Rewrite the items below with every instance of "text-line" replaced by "line" and everything else left unchanged. Leave the pictures out of your answer.

_ _ _ _ _ _ _

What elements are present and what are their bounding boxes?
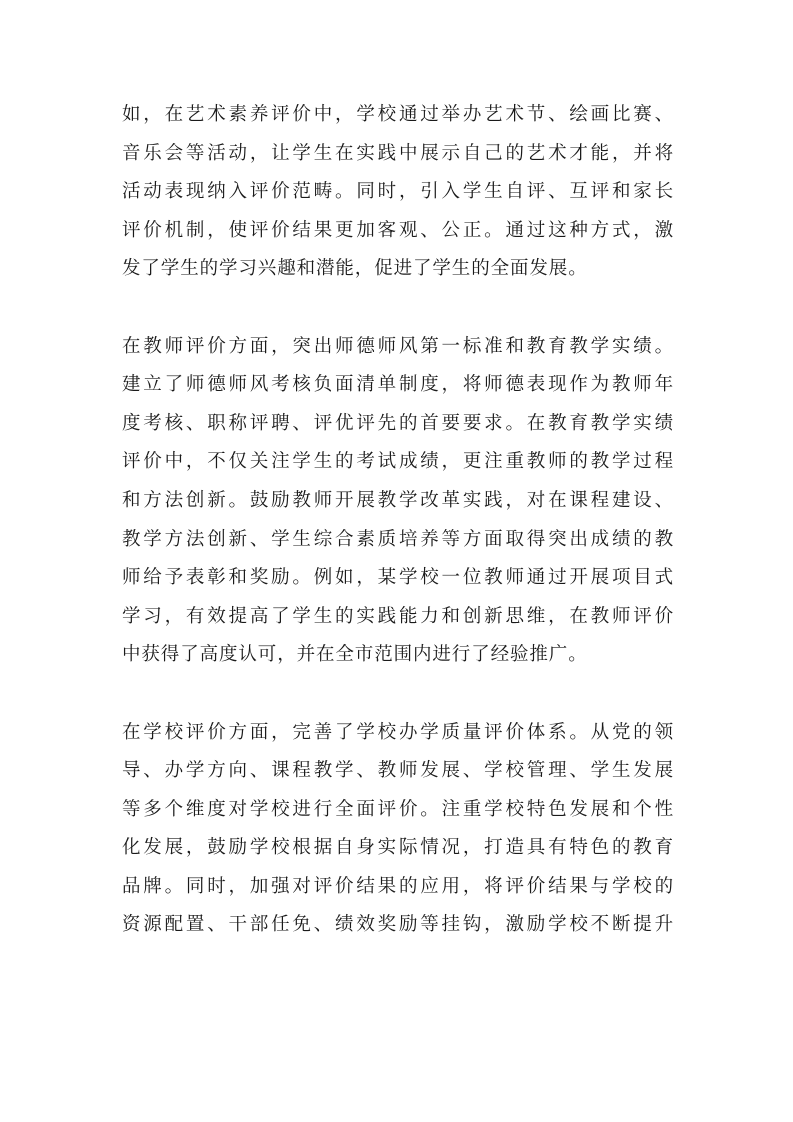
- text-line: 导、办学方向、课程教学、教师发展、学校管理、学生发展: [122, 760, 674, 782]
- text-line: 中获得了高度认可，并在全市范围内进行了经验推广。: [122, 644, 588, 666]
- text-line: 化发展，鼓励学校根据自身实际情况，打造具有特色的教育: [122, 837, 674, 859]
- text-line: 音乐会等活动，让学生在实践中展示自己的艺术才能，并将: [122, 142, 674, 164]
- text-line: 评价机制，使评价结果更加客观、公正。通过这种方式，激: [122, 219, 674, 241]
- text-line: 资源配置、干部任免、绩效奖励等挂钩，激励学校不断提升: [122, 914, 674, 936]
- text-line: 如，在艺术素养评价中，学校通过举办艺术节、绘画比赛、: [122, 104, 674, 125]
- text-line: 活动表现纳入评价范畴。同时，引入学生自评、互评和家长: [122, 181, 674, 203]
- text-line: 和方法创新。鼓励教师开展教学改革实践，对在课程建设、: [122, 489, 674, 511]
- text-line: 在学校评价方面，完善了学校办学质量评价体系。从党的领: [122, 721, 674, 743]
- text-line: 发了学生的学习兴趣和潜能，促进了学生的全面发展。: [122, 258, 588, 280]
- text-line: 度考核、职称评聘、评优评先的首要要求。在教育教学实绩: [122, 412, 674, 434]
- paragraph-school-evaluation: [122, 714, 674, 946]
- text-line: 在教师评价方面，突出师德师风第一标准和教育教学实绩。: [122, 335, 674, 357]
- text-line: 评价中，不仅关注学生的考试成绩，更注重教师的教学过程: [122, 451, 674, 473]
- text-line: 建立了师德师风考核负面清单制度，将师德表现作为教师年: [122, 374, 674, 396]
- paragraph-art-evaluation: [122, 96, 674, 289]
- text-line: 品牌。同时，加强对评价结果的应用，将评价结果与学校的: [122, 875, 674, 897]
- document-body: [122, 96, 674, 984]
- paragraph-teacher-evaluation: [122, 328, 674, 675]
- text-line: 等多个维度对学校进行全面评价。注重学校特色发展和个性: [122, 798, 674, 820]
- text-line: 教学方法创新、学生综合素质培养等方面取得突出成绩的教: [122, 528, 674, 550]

_ _ _ _ _ _ _

*Final answer:*
What elements are present and what are their bounding boxes?
- line: 导、办学方向、课程教学、教师发展、学校管理、学生发展: [122, 760, 674, 782]
- line: 中获得了高度认可，并在全市范围内进行了经验推广。: [122, 644, 588, 666]
- line: 化发展，鼓励学校根据自身实际情况，打造具有特色的教育: [122, 837, 674, 859]
- line: 音乐会等活动，让学生在实践中展示自己的艺术才能，并将: [122, 142, 674, 164]
- line: 评价机制，使评价结果更加客观、公正。通过这种方式，激: [122, 219, 674, 241]
- line: 资源配置、干部任免、绩效奖励等挂钩，激励学校不断提升: [122, 914, 674, 936]
- line: 如，在艺术素养评价中，学校通过举办艺术节、绘画比赛、: [122, 104, 674, 125]
- line: 活动表现纳入评价范畴。同时，引入学生自评、互评和家长: [122, 181, 674, 203]
- line: 和方法创新。鼓励教师开展教学改革实践，对在课程建设、: [122, 489, 674, 511]
- line: 在学校评价方面，完善了学校办学质量评价体系。从党的领: [122, 721, 674, 743]
- line: 发了学生的学习兴趣和潜能，促进了学生的全面发展。: [122, 258, 588, 280]
- line: 度考核、职称评聘、评优评先的首要要求。在教育教学实绩: [122, 412, 674, 434]
- paragraph-school-evaluation: [122, 714, 674, 946]
- line: 在教师评价方面，突出师德师风第一标准和教育教学实绩。: [122, 335, 674, 357]
- line: 评价中，不仅关注学生的考试成绩，更注重教师的教学过程: [122, 451, 674, 473]
- line: 建立了师德师风考核负面清单制度，将师德表现作为教师年: [122, 374, 674, 396]
- paragraph-art-evaluation: [122, 96, 674, 289]
- line: 品牌。同时，加强对评价结果的应用，将评价结果与学校的: [122, 875, 674, 897]
- document-body: [122, 96, 674, 984]
- paragraph-teacher-evaluation: [122, 328, 674, 675]
- line: 等多个维度对学校进行全面评价。注重学校特色发展和个性: [122, 798, 674, 820]
- line: 教学方法创新、学生综合素质培养等方面取得突出成绩的教: [122, 528, 674, 550]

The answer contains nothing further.